# Start of DATASET ENTRIES
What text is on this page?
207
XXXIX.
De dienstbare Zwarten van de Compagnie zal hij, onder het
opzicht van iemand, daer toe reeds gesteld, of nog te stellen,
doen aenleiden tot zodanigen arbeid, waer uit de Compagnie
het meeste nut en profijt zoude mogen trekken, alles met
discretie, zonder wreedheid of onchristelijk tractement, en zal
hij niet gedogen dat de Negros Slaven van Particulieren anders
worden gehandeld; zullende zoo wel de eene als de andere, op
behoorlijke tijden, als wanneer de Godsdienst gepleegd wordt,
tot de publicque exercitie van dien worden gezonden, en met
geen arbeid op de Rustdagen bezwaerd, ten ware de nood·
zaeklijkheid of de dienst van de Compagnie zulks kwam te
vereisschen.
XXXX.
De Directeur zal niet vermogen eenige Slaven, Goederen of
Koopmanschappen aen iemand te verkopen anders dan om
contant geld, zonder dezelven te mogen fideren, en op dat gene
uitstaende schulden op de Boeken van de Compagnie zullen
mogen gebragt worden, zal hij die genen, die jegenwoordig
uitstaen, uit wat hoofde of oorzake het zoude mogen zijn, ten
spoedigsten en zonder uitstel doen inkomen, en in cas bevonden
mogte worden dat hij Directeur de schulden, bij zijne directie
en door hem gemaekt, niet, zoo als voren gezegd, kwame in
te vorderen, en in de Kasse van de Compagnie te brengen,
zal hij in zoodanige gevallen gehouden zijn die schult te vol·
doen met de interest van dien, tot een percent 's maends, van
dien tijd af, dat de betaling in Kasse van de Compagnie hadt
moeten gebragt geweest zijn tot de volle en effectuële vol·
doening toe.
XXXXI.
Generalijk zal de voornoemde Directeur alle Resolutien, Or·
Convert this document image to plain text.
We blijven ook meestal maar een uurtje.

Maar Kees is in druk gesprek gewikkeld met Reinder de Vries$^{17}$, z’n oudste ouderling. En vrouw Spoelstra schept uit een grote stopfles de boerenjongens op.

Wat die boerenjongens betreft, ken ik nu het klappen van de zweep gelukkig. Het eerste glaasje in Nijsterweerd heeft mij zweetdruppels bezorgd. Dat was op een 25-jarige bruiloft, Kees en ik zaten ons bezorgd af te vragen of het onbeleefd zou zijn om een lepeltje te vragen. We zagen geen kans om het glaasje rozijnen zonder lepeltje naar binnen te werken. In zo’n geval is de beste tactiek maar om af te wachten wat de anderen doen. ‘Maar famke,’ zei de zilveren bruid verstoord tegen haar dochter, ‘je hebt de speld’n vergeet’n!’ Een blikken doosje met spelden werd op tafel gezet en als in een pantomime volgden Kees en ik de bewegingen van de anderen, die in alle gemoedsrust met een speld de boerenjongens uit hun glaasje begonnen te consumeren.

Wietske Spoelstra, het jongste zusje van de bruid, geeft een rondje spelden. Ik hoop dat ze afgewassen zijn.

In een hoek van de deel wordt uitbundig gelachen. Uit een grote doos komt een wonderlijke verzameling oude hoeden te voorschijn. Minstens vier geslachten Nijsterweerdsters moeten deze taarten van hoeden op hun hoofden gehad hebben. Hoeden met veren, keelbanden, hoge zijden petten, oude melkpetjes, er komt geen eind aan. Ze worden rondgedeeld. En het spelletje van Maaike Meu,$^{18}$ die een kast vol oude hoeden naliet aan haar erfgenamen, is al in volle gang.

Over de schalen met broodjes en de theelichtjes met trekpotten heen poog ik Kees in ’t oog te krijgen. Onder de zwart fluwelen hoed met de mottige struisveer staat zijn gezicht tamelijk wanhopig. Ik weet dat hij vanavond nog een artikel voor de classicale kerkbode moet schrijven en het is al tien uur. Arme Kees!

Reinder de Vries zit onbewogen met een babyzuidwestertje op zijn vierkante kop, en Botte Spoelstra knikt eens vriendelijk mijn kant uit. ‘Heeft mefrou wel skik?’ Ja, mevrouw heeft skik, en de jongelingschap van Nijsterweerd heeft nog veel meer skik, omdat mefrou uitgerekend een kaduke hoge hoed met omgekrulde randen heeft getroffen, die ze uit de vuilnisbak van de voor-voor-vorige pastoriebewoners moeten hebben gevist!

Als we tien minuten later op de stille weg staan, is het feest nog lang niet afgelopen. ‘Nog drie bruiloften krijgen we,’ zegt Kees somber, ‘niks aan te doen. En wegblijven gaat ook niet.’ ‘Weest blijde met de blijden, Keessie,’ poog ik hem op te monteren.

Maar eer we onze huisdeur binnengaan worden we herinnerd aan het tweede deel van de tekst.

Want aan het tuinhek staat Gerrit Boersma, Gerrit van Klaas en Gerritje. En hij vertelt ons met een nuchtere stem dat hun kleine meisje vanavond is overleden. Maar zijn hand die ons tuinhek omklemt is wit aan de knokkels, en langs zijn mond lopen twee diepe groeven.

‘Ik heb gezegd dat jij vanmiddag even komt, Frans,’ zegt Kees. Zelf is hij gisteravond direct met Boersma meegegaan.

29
# End of DATASET ENTRIES
All the data must be duplicated exactly, with nothing added or removed.

== ANSWER TO THIS PROBLEM ==
What text is on this page?
207
XXXIX.
De dienstbare Zwarten van de Compagnie zal hij, onder het
opzicht van iemand, daer toe reeds gesteld, of nog te stellen,
doen aenleiden tot zodanigen arbeid, waer uit de Compagnie
het meeste nut en profijt zoude mogen trekken, alles met
discretie, zonder wreedheid of onchristelijk tractement, en zal
hij niet gedogen dat de Negros Slaven van Particulieren anders
worden gehandeld; zullende zoo wel de eene als de andere, op
behoorlijke tijden, als wanneer de Godsdienst gepleegd wordt,
tot de publicque exercitie van dien worden gezonden, en met
geen arbeid op de Rustdagen bezwaerd, ten ware de nood·
zaeklijkheid of de dienst van de Compagnie zulks kwam te
vereisschen.
XXXX.
De Directeur zal niet vermogen eenige Slaven, Goederen of
Koopmanschappen aen iemand te verkopen anders dan om
contant geld, zonder dezelven te mogen fideren, en op dat gene
uitstaende schulden op de Boeken van de Compagnie zullen
mogen gebragt worden, zal hij die genen, die jegenwoordig
uitstaen, uit wat hoofde of oorzake het zoude mogen zijn, ten
spoedigsten en zonder uitstel doen inkomen, en in cas bevonden
mogte worden dat hij Directeur de schulden, bij zijne directie
en door hem gemaekt, niet, zoo als voren gezegd, kwame in
te vorderen, en in de Kasse van de Compagnie te brengen,
zal hij in zoodanige gevallen gehouden zijn die schult te vol·
doen met de interest van dien, tot een percent 's maends, van
dien tijd af, dat de betaling in Kasse van de Compagnie hadt
moeten gebragt geweest zijn tot de volle en effectuële vol·
doening toe.
XXXXI.
Generalijk zal de voornoemde Directeur alle Resolutien, Or·
Convert this document image to plain text.
We blijven ook meestal maar een uurtje.

Maar Kees is in druk gesprek gewikkeld met Reinder de Vries$^{17}$, z’n oudste ouderling. En vrouw Spoelstra schept uit een grote stopfles de boerenjongens op.

Wat die boerenjongens betreft, ken ik nu het klappen van de zweep gelukkig. Het eerste glaasje in Nijsterweerd heeft mij zweetdruppels bezorgd. Dat was op een 25-jarige bruiloft, Kees en ik zaten ons bezorgd af te vragen of het onbeleefd zou zijn om een lepeltje te vragen. We zagen geen kans om het glaasje rozijnen zonder lepeltje naar binnen te werken. In zo’n geval is de beste tactiek maar om af te wachten wat de anderen doen. ‘Maar famke,’ zei de zilveren bruid verstoord tegen haar dochter, ‘je hebt de speld’n vergeet’n!’ Een blikken doosje met spelden werd op tafel gezet en als in een pantomime volgden Kees en ik de bewegingen van de anderen, die in alle gemoedsrust met een speld de boerenjongens uit hun glaasje begonnen te consumeren.

Wietske Spoelstra, het jongste zusje van de bruid, geeft een rondje spelden. Ik hoop dat ze afgewassen zijn.

In een hoek van de deel wordt uitbundig gelachen. Uit een grote doos komt een wonderlijke verzameling oude hoeden te voorschijn. Minstens vier geslachten Nijsterweerdsters moeten deze taarten van hoeden op hun hoofden gehad hebben. Hoeden met veren, keelbanden, hoge zijden petten, oude melkpetjes, er komt geen eind aan. Ze worden rondgedeeld. En het spelletje van Maaike Meu,$^{18}$ die een kast vol oude hoeden naliet aan haar erfgenamen, is al in volle gang.

Over de schalen met broodjes en de theelichtjes met trekpotten heen poog ik Kees in ’t oog te krijgen. Onder de zwart fluwelen hoed met de mottige struisveer staat zijn gezicht tamelijk wanhopig. Ik weet dat hij vanavond nog een artikel voor de classicale kerkbode moet schrijven en het is al tien uur. Arme Kees!

Reinder de Vries zit onbewogen met een babyzuidwestertje op zijn vierkante kop, en Botte Spoelstra knikt eens vriendelijk mijn kant uit. ‘Heeft mefrou wel skik?’ Ja, mevrouw heeft skik, en de jongelingschap van Nijsterweerd heeft nog veel meer skik, omdat mefrou uitgerekend een kaduke hoge hoed met omgekrulde randen heeft getroffen, die ze uit de vuilnisbak van de voor-voor-vorige pastoriebewoners moeten hebben gevist!

Als we tien minuten later op de stille weg staan, is het feest nog lang niet afgelopen. ‘Nog drie bruiloften krijgen we,’ zegt Kees somber, ‘niks aan te doen. En wegblijven gaat ook niet.’ ‘Weest blijde met de blijden, Keessie,’ poog ik hem op te monteren.

Maar eer we onze huisdeur binnengaan worden we herinnerd aan het tweede deel van de tekst.

Want aan het tuinhek staat Gerrit Boersma, Gerrit van Klaas en Gerritje. En hij vertelt ons met een nuchtere stem dat hun kleine meisje vanavond is overleden. Maar zijn hand die ons tuinhek omklemt is wit aan de knokkels, en langs zijn mond lopen twee diepe groeven.

‘Ik heb gezegd dat jij vanmiddag even komt, Frans,’ zegt Kees. Zelf is hij gisteravond direct met Boersma meegegaan.

29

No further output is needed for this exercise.